▶ [WORK TO DO]:
Set down the records once more, please, exactly and with the pictures left out.

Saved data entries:

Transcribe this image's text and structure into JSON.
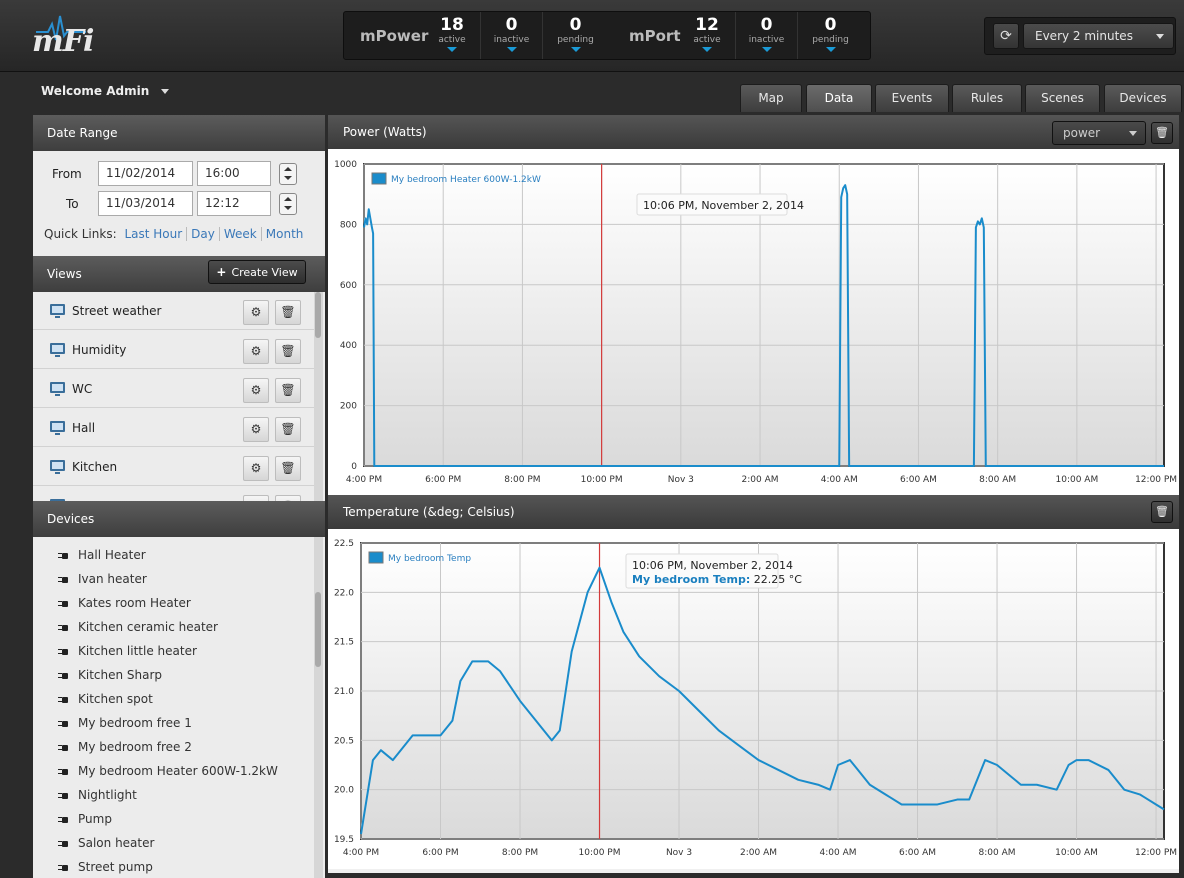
{
  "app": {
    "logo_text": "mFi"
  },
  "stats": {
    "mpower": {
      "label": "mPower",
      "active": "18",
      "active_label": "active",
      "inactive": "0",
      "inactive_label": "inactive",
      "pending": "0",
      "pending_label": "pending"
    },
    "mport": {
      "label": "mPort",
      "active": "12",
      "active_label": "active",
      "inactive": "0",
      "inactive_label": "inactive",
      "pending": "0",
      "pending_label": "pending"
    }
  },
  "refresh": {
    "interval": "Every 2 minutes",
    "icon": "refresh-icon"
  },
  "welcome": "Welcome Admin",
  "tabs": [
    {
      "label": "Map"
    },
    {
      "label": "Data",
      "active": true
    },
    {
      "label": "Events"
    },
    {
      "label": "Rules"
    },
    {
      "label": "Scenes"
    },
    {
      "label": "Devices"
    }
  ],
  "date_range": {
    "title": "Date Range",
    "from_label": "From",
    "from_date": "11/02/2014",
    "from_time": "16:00",
    "to_label": "To",
    "to_date": "11/03/2014",
    "to_time": "12:12",
    "quick_label": "Quick Links:",
    "quick_links": [
      "Last Hour",
      "Day",
      "Week",
      "Month"
    ]
  },
  "views": {
    "title": "Views",
    "create_label": "Create View",
    "items": [
      "Street weather",
      "Humidity",
      "WC",
      "Hall",
      "Kitchen"
    ]
  },
  "devices": {
    "title": "Devices",
    "items": [
      "Hall Heater",
      "Ivan heater",
      "Kates room Heater",
      "Kitchen ceramic heater",
      "Kitchen little heater",
      "Kitchen Sharp",
      "Kitchen spot",
      "My bedroom free 1",
      "My bedroom free 2",
      "My bedroom Heater 600W-1.2kW",
      "Nightlight",
      "Pump",
      "Salon heater",
      "Street pump"
    ]
  },
  "colors": {
    "series": "#1a8ccb",
    "cursor": "#d33a3a",
    "accent": "#1a9ad6"
  },
  "chart_data": [
    {
      "type": "line",
      "title": "Power (Watts)",
      "selector": "power",
      "xlabel": "",
      "ylabel": "",
      "x_ticks": [
        "4:00 PM",
        "6:00 PM",
        "8:00 PM",
        "10:00 PM",
        "Nov 3",
        "2:00 AM",
        "4:00 AM",
        "6:00 AM",
        "8:00 AM",
        "10:00 AM",
        "12:00 PM"
      ],
      "ylim": [
        0,
        1000
      ],
      "y_ticks": [
        "0",
        "200",
        "400",
        "600",
        "800",
        "1000"
      ],
      "grid": true,
      "legend_position": "top-left",
      "cursor": {
        "x_hours": 6.0,
        "label": "10:06 PM, November 2, 2014"
      },
      "series": [
        {
          "name": "My bedroom Heater 600W-1.2kW",
          "x_hours": [
            0,
            0.04,
            0.08,
            0.12,
            0.16,
            0.2,
            0.23,
            0.26,
            0.27,
            0.3,
            12.0,
            12.05,
            12.1,
            12.15,
            12.2,
            12.25,
            12.3,
            15.4,
            15.45,
            15.5,
            15.55,
            15.6,
            15.65,
            15.7,
            20.2
          ],
          "values": [
            790,
            820,
            800,
            850,
            820,
            790,
            770,
            0,
            0,
            0,
            0,
            890,
            920,
            930,
            900,
            0,
            0,
            0,
            790,
            810,
            800,
            820,
            790,
            0,
            0
          ]
        }
      ]
    },
    {
      "type": "line",
      "title": "Temperature (&deg; Celsius)",
      "xlabel": "",
      "ylabel": "",
      "x_ticks": [
        "4:00 PM",
        "6:00 PM",
        "8:00 PM",
        "10:00 PM",
        "Nov 3",
        "2:00 AM",
        "4:00 AM",
        "6:00 AM",
        "8:00 AM",
        "10:00 AM",
        "12:00 PM"
      ],
      "ylim": [
        19.5,
        22.5
      ],
      "y_ticks": [
        "19.5",
        "20.0",
        "20.5",
        "21.0",
        "21.5",
        "22.0",
        "22.5"
      ],
      "grid": true,
      "legend_position": "top-left",
      "cursor": {
        "x_hours": 6.0,
        "label": "10:06 PM, November 2, 2014",
        "series_label": "My bedroom Temp",
        "value_text": "22.25 °C"
      },
      "series": [
        {
          "name": "My bedroom Temp",
          "x_hours": [
            0,
            0.3,
            0.5,
            0.8,
            1.0,
            1.3,
            1.6,
            2.0,
            2.3,
            2.5,
            2.8,
            3.2,
            3.5,
            4.0,
            4.4,
            4.8,
            5.0,
            5.3,
            5.7,
            6.0,
            6.3,
            6.6,
            7.0,
            7.5,
            8.0,
            8.5,
            9.0,
            9.5,
            10.0,
            10.5,
            11.0,
            11.5,
            11.8,
            12.0,
            12.3,
            12.5,
            12.8,
            13.2,
            13.6,
            14.0,
            14.5,
            15.0,
            15.3,
            15.7,
            16.0,
            16.3,
            16.6,
            17.0,
            17.5,
            17.8,
            18.0,
            18.3,
            18.8,
            19.2,
            19.6,
            20.0,
            20.2
          ],
          "values": [
            19.55,
            20.3,
            20.4,
            20.3,
            20.4,
            20.55,
            20.55,
            20.55,
            20.7,
            21.1,
            21.3,
            21.3,
            21.2,
            20.9,
            20.7,
            20.5,
            20.6,
            21.4,
            22.0,
            22.25,
            21.9,
            21.6,
            21.35,
            21.15,
            21.0,
            20.8,
            20.6,
            20.45,
            20.3,
            20.2,
            20.1,
            20.05,
            20.0,
            20.25,
            20.3,
            20.2,
            20.05,
            19.95,
            19.85,
            19.85,
            19.85,
            19.9,
            19.9,
            20.3,
            20.25,
            20.15,
            20.05,
            20.05,
            20.0,
            20.25,
            20.3,
            20.3,
            20.2,
            20.0,
            19.95,
            19.85,
            19.8
          ]
        }
      ]
    }
  ]
}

▶ [REPLY]:
Transcribe this image's text and structure into JSON.
{
  "app": {
    "logo_text": "mFi"
  },
  "stats": {
    "mpower": {
      "label": "mPower",
      "active": "18",
      "active_label": "active",
      "inactive": "0",
      "inactive_label": "inactive",
      "pending": "0",
      "pending_label": "pending"
    },
    "mport": {
      "label": "mPort",
      "active": "12",
      "active_label": "active",
      "inactive": "0",
      "inactive_label": "inactive",
      "pending": "0",
      "pending_label": "pending"
    }
  },
  "refresh": {
    "interval": "Every 2 minutes",
    "icon": "refresh-icon"
  },
  "welcome": "Welcome Admin",
  "tabs": [
    {
      "label": "Map"
    },
    {
      "label": "Data",
      "active": true
    },
    {
      "label": "Events"
    },
    {
      "label": "Rules"
    },
    {
      "label": "Scenes"
    },
    {
      "label": "Devices"
    }
  ],
  "date_range": {
    "title": "Date Range",
    "from_label": "From",
    "from_date": "11/02/2014",
    "from_time": "16:00",
    "to_label": "To",
    "to_date": "11/03/2014",
    "to_time": "12:12",
    "quick_label": "Quick Links:",
    "quick_links": [
      "Last Hour",
      "Day",
      "Week",
      "Month"
    ]
  },
  "views": {
    "title": "Views",
    "create_label": "Create View",
    "items": [
      "Street weather",
      "Humidity",
      "WC",
      "Hall",
      "Kitchen"
    ]
  },
  "devices": {
    "title": "Devices",
    "items": [
      "Hall Heater",
      "Ivan heater",
      "Kates room Heater",
      "Kitchen ceramic heater",
      "Kitchen little heater",
      "Kitchen Sharp",
      "Kitchen spot",
      "My bedroom free 1",
      "My bedroom free 2",
      "My bedroom Heater 600W-1.2kW",
      "Nightlight",
      "Pump",
      "Salon heater",
      "Street pump"
    ]
  },
  "colors": {
    "series": "#1a8ccb",
    "cursor": "#d33a3a",
    "accent": "#1a9ad6"
  },
  "chart_data": [
    {
      "type": "line",
      "title": "Power (Watts)",
      "selector": "power",
      "xlabel": "",
      "ylabel": "",
      "x_ticks": [
        "4:00 PM",
        "6:00 PM",
        "8:00 PM",
        "10:00 PM",
        "Nov 3",
        "2:00 AM",
        "4:00 AM",
        "6:00 AM",
        "8:00 AM",
        "10:00 AM",
        "12:00 PM"
      ],
      "ylim": [
        0,
        1000
      ],
      "y_ticks": [
        "0",
        "200",
        "400",
        "600",
        "800",
        "1000"
      ],
      "grid": true,
      "legend_position": "top-left",
      "cursor": {
        "x_hours": 6.0,
        "label": "10:06 PM, November 2, 2014"
      },
      "series": [
        {
          "name": "My bedroom Heater 600W-1.2kW",
          "x_hours": [
            0,
            0.04,
            0.08,
            0.12,
            0.16,
            0.2,
            0.23,
            0.26,
            0.27,
            0.3,
            12.0,
            12.05,
            12.1,
            12.15,
            12.2,
            12.25,
            12.3,
            15.4,
            15.45,
            15.5,
            15.55,
            15.6,
            15.65,
            15.7,
            20.2
          ],
          "values": [
            790,
            820,
            800,
            850,
            820,
            790,
            770,
            0,
            0,
            0,
            0,
            890,
            920,
            930,
            900,
            0,
            0,
            0,
            790,
            810,
            800,
            820,
            790,
            0,
            0
          ]
        }
      ]
    },
    {
      "type": "line",
      "title": "Temperature (&deg; Celsius)",
      "xlabel": "",
      "ylabel": "",
      "x_ticks": [
        "4:00 PM",
        "6:00 PM",
        "8:00 PM",
        "10:00 PM",
        "Nov 3",
        "2:00 AM",
        "4:00 AM",
        "6:00 AM",
        "8:00 AM",
        "10:00 AM",
        "12:00 PM"
      ],
      "ylim": [
        19.5,
        22.5
      ],
      "y_ticks": [
        "19.5",
        "20.0",
        "20.5",
        "21.0",
        "21.5",
        "22.0",
        "22.5"
      ],
      "grid": true,
      "legend_position": "top-left",
      "cursor": {
        "x_hours": 6.0,
        "label": "10:06 PM, November 2, 2014",
        "series_label": "My bedroom Temp",
        "value_text": "22.25 °C"
      },
      "series": [
        {
          "name": "My bedroom Temp",
          "x_hours": [
            0,
            0.3,
            0.5,
            0.8,
            1.0,
            1.3,
            1.6,
            2.0,
            2.3,
            2.5,
            2.8,
            3.2,
            3.5,
            4.0,
            4.4,
            4.8,
            5.0,
            5.3,
            5.7,
            6.0,
            6.3,
            6.6,
            7.0,
            7.5,
            8.0,
            8.5,
            9.0,
            9.5,
            10.0,
            10.5,
            11.0,
            11.5,
            11.8,
            12.0,
            12.3,
            12.5,
            12.8,
            13.2,
            13.6,
            14.0,
            14.5,
            15.0,
            15.3,
            15.7,
            16.0,
            16.3,
            16.6,
            17.0,
            17.5,
            17.8,
            18.0,
            18.3,
            18.8,
            19.2,
            19.6,
            20.0,
            20.2
          ],
          "values": [
            19.55,
            20.3,
            20.4,
            20.3,
            20.4,
            20.55,
            20.55,
            20.55,
            20.7,
            21.1,
            21.3,
            21.3,
            21.2,
            20.9,
            20.7,
            20.5,
            20.6,
            21.4,
            22.0,
            22.25,
            21.9,
            21.6,
            21.35,
            21.15,
            21.0,
            20.8,
            20.6,
            20.45,
            20.3,
            20.2,
            20.1,
            20.05,
            20.0,
            20.25,
            20.3,
            20.2,
            20.05,
            19.95,
            19.85,
            19.85,
            19.85,
            19.9,
            19.9,
            20.3,
            20.25,
            20.15,
            20.05,
            20.05,
            20.0,
            20.25,
            20.3,
            20.3,
            20.2,
            20.0,
            19.95,
            19.85,
            19.8
          ]
        }
      ]
    }
  ]
}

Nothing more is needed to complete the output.